Task prompt: Starting at the first line of the records and stopping after the line that contains "token-default: || n== xyxy=(234,101,318,125)", write those lines out again with "line-number" changed to "gutter-number" and everything else left as it is.

◆ ◆ ◆ ◆ ◆ ◆ ◆

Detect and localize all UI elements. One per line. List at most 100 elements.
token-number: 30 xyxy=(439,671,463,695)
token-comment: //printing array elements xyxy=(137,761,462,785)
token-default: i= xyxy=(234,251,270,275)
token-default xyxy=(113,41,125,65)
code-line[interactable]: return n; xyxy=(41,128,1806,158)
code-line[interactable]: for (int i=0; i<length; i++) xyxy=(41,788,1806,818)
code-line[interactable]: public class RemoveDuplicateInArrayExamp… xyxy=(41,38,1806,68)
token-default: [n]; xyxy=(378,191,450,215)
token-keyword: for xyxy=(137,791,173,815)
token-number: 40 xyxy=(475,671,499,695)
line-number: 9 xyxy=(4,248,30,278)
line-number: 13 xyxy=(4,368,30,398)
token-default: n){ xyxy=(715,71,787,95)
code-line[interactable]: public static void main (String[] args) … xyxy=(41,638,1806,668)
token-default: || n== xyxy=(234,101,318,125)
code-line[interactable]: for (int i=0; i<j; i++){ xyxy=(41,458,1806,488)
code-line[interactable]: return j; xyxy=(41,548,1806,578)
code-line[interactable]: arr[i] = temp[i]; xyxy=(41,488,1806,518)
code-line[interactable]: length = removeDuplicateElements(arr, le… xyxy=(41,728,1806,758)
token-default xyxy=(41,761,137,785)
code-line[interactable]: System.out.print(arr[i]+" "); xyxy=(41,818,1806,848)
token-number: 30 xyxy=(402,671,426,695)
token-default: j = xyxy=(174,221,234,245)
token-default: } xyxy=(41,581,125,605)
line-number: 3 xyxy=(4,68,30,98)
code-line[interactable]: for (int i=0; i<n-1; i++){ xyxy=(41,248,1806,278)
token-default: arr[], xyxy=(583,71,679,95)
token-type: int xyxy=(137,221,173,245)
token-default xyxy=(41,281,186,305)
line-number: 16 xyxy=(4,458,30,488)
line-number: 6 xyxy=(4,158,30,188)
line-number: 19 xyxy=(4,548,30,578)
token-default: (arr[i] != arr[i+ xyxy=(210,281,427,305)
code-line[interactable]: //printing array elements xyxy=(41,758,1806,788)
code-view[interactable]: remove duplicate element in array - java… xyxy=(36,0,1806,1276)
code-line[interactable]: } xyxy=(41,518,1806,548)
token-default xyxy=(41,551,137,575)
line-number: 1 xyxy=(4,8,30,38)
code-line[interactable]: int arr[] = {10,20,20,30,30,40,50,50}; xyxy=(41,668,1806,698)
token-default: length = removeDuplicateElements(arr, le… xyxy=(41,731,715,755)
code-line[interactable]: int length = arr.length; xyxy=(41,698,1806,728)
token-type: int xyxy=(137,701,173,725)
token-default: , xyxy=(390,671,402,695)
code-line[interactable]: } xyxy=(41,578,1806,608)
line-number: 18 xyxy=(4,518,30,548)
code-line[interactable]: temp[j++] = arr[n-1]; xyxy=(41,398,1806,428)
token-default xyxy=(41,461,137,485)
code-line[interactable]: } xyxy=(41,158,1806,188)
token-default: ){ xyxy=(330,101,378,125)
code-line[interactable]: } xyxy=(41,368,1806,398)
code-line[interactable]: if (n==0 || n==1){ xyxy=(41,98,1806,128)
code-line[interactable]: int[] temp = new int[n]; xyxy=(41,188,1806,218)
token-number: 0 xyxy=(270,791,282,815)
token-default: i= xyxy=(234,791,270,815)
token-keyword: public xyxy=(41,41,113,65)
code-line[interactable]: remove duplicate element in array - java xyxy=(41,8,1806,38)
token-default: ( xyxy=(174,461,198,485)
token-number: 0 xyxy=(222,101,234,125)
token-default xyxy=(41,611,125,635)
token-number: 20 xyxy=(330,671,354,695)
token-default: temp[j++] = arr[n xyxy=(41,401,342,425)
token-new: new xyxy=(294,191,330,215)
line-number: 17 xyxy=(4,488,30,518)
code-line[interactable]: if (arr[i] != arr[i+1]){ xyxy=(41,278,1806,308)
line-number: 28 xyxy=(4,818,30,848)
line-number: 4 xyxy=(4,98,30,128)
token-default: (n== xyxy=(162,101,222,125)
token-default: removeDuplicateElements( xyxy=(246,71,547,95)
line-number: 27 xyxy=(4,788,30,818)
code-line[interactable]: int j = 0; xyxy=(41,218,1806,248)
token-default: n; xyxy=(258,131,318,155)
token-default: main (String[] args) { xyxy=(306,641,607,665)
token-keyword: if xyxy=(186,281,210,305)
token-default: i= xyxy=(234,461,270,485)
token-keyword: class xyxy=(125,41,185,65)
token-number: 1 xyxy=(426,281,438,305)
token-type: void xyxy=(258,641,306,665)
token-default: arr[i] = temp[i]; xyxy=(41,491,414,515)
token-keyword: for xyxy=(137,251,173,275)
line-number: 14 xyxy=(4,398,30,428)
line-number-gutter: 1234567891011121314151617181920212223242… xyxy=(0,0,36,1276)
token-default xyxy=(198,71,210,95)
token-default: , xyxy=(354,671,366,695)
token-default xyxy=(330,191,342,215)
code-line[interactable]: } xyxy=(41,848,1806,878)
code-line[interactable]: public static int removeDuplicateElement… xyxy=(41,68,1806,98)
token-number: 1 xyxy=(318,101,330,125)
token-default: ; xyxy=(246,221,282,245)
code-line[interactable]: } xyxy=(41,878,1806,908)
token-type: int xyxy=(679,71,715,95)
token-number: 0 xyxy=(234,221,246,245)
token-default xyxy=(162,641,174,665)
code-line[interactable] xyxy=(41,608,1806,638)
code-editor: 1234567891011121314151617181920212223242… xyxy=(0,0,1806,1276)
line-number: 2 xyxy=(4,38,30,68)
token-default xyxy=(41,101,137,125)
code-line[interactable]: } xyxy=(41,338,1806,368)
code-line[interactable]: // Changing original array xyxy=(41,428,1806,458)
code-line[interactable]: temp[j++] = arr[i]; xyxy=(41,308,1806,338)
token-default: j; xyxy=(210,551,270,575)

◆ ◆ ◆ ◆ ◆ ◆ ◆

Expected output:
Detect and localize all UI elements. One per line. List at most 100 elements.
token-number: 30 xyxy=(439,671,463,695)
token-comment: //printing array elements xyxy=(137,761,462,785)
token-default: i= xyxy=(234,251,270,275)
token-default xyxy=(113,41,125,65)
code-line[interactable]: return n; xyxy=(41,128,1806,158)
code-line[interactable]: for (int i=0; i<length; i++) xyxy=(41,788,1806,818)
code-line[interactable]: public class RemoveDuplicateInArrayExamp… xyxy=(41,38,1806,68)
token-default: [n]; xyxy=(378,191,450,215)
token-keyword: for xyxy=(137,791,173,815)
token-number: 40 xyxy=(475,671,499,695)
gutter-number: 9 xyxy=(4,248,30,278)
gutter-number: 13 xyxy=(4,368,30,398)
token-default: n){ xyxy=(715,71,787,95)
code-line[interactable]: public static void main (String[] args) … xyxy=(41,638,1806,668)
token-default: || n== xyxy=(234,101,318,125)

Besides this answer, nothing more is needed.